◆ OBJECTIVE:
Retype all material exactly. Pictures stay out of the copy.

◆ SOURCE RECORDS:
+ + +
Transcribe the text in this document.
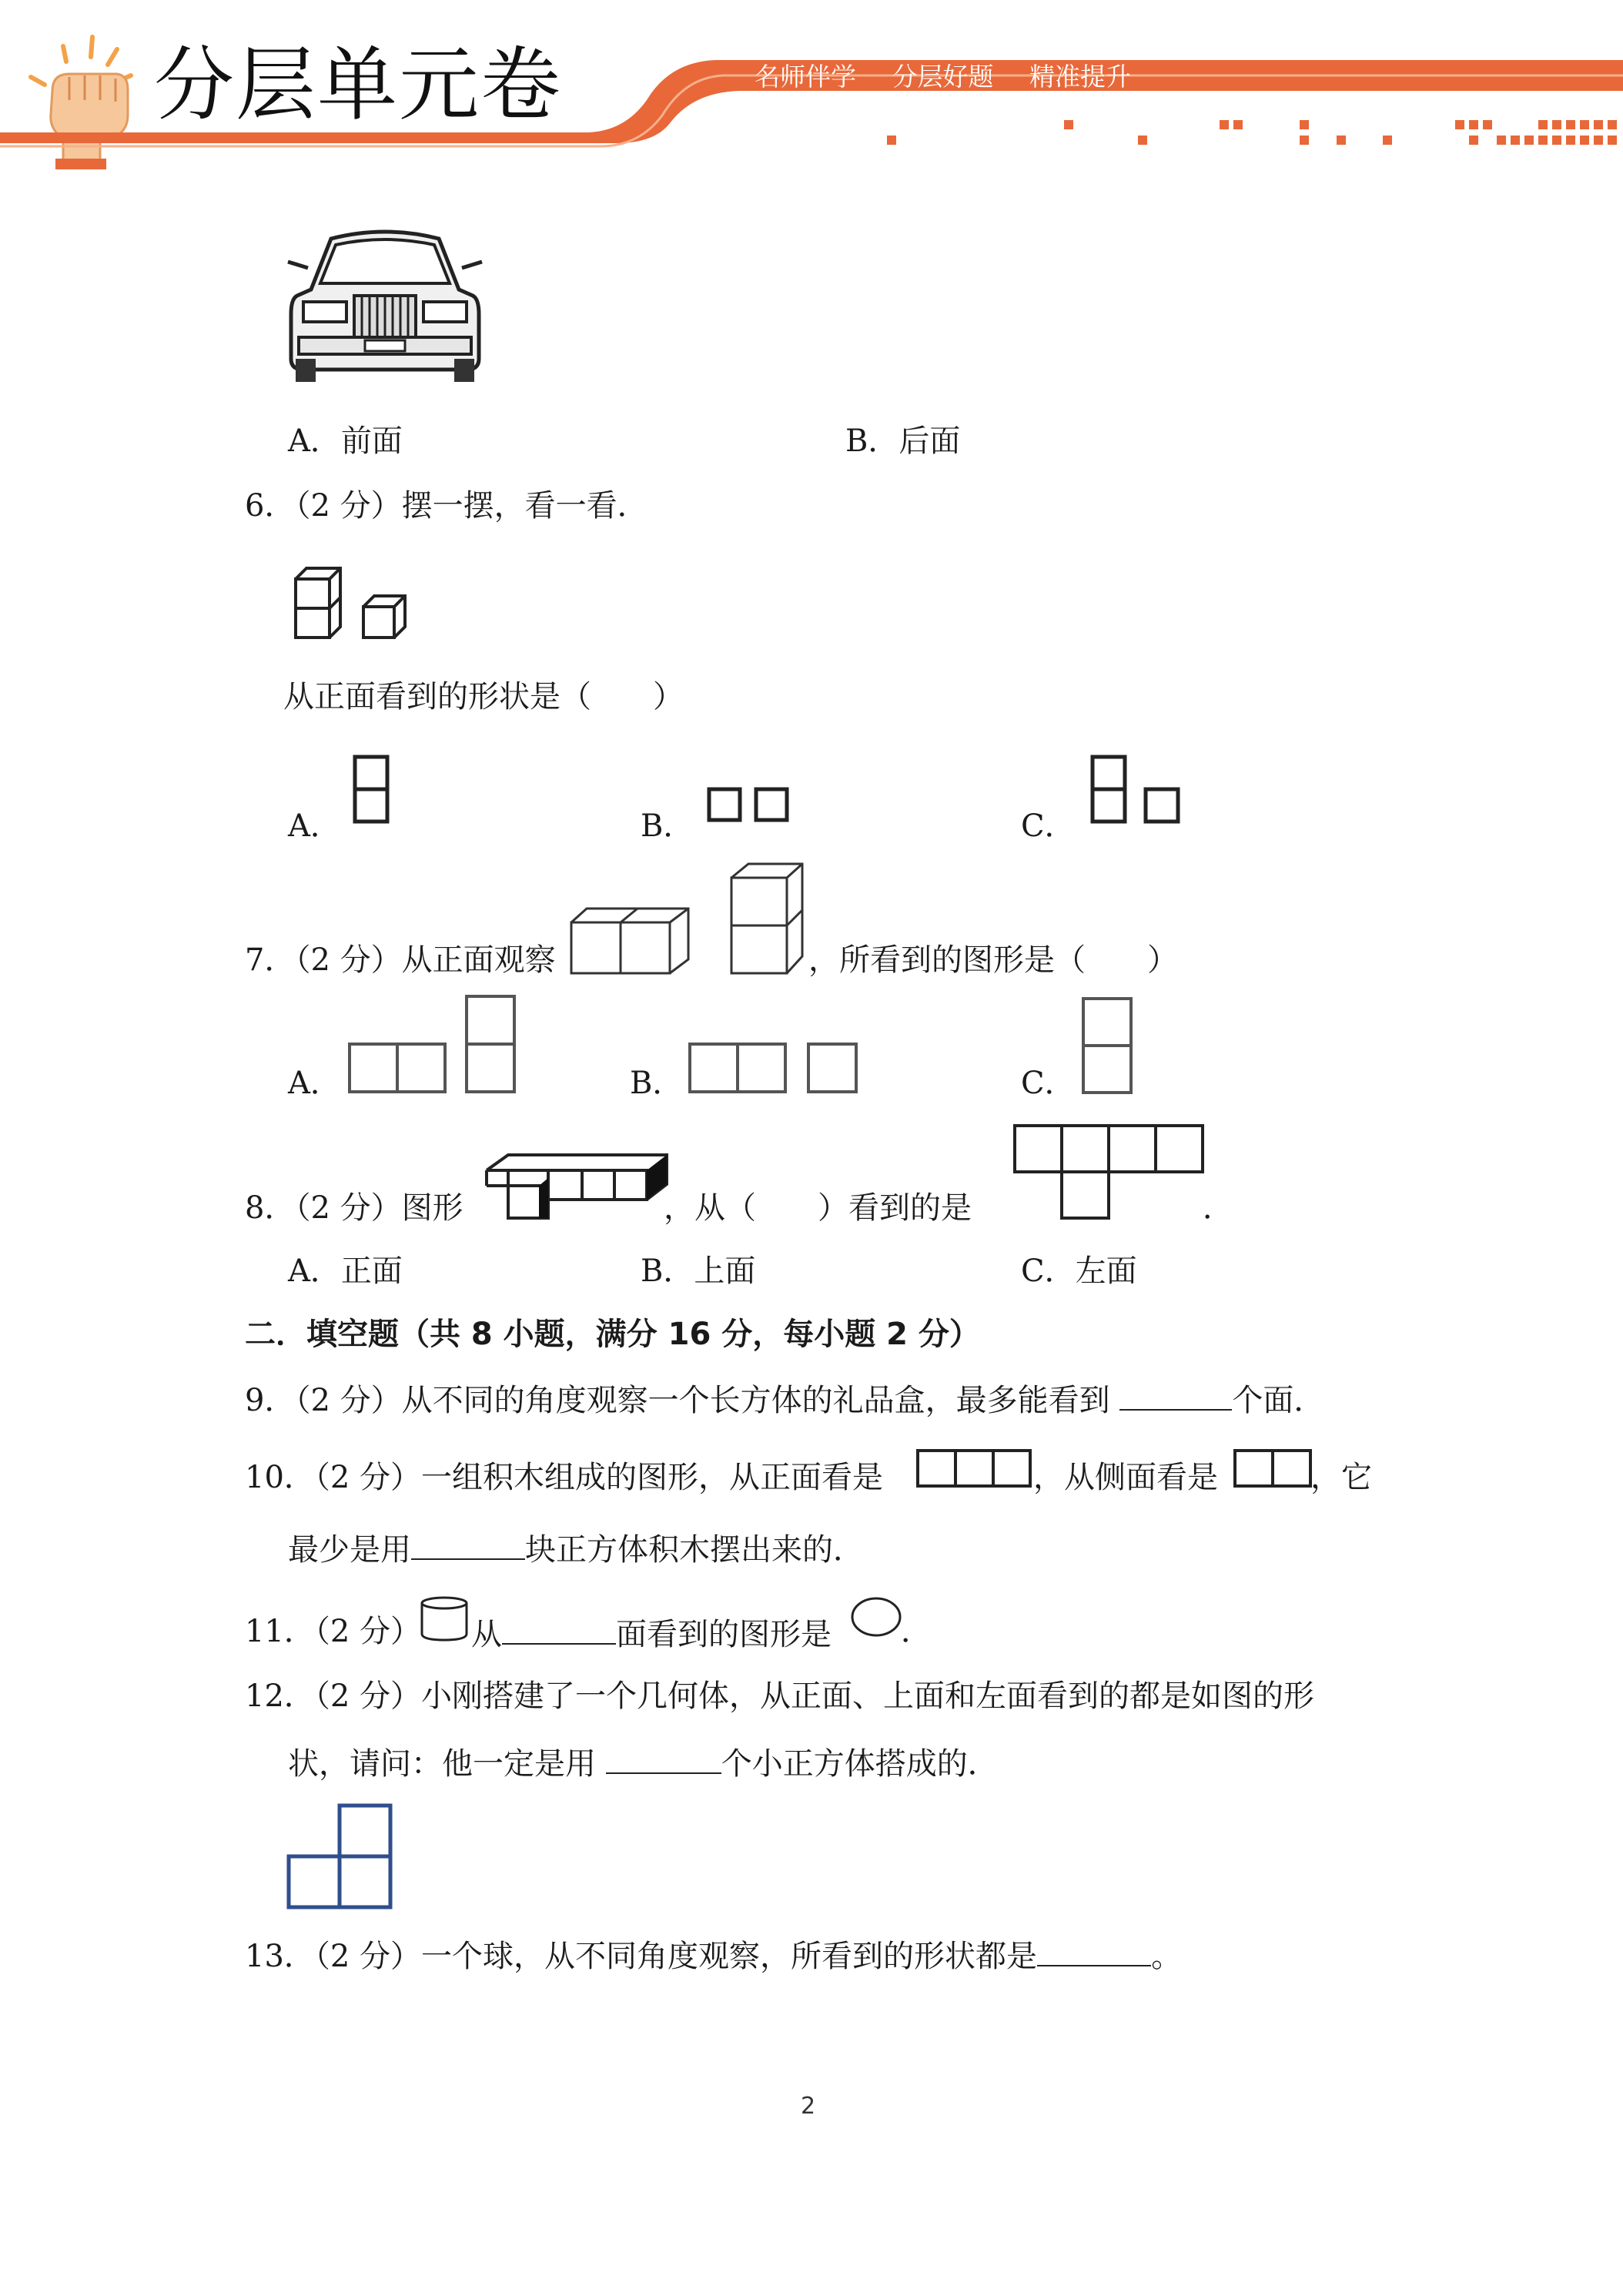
分层单元卷	名师伴学 分层好题 精准提升
A．前面	B．后面
6．（2 分）摆一摆，看一看．
从正面看到的形状是（　　）
A．	B．	C．
7．（2 分）从正面观察	，所看到的图形是（　　）
A．	B．	C．
8．（2 分）图形	，从（　　）看到的是	．
A．正面	B．上面	C．左面
二．填空题（共 8 小题，满分 16 分，每小题 2 分）
9．（2 分）从不同的角度观察一个长方体的礼品盒，最多能看到	个面．
10．（2 分）一组积木组成的图形，从正面看是	，从侧面看是	，它
最少是用	块正方体积木摆出来的．
11．（2 分） 从	面看到的图形是 ．
12．（2 分）小刚搭建了一个几何体，从正面、上面和左面看到的都是如图的形
状，请问：他一定是用	个小正方体搭成的．
13．（2 分）一个球，从不同角度观察，所看到的形状都是	。
2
+ + +
◆ RESPONSE TO THIS TASK:
Transcribe the text in this document.
分层单元卷	名师伴学 分层好题 精准提升
A．前面	B．后面
6．（2 分）摆一摆，看一看．
从正面看到的形状是（　　）
A．	B．	C．
7．（2 分）从正面观察	，所看到的图形是（　　）
A．	B．	C．
8．（2 分）图形	，从（　　）看到的是	．
A．正面	B．上面	C．左面
二．填空题（共 8 小题，满分 16 分，每小题 2 分）
9．（2 分）从不同的角度观察一个长方体的礼品盒，最多能看到	个面．
10．（2 分）一组积木组成的图形，从正面看是	，从侧面看是	，它
最少是用	块正方体积木摆出来的．
11．（2 分） 从	面看到的图形是 ．
12．（2 分）小刚搭建了一个几何体，从正面、上面和左面看到的都是如图的形
状，请问：他一定是用	个小正方体搭成的．
13．（2 分）一个球，从不同角度观察，所看到的形状都是	。
2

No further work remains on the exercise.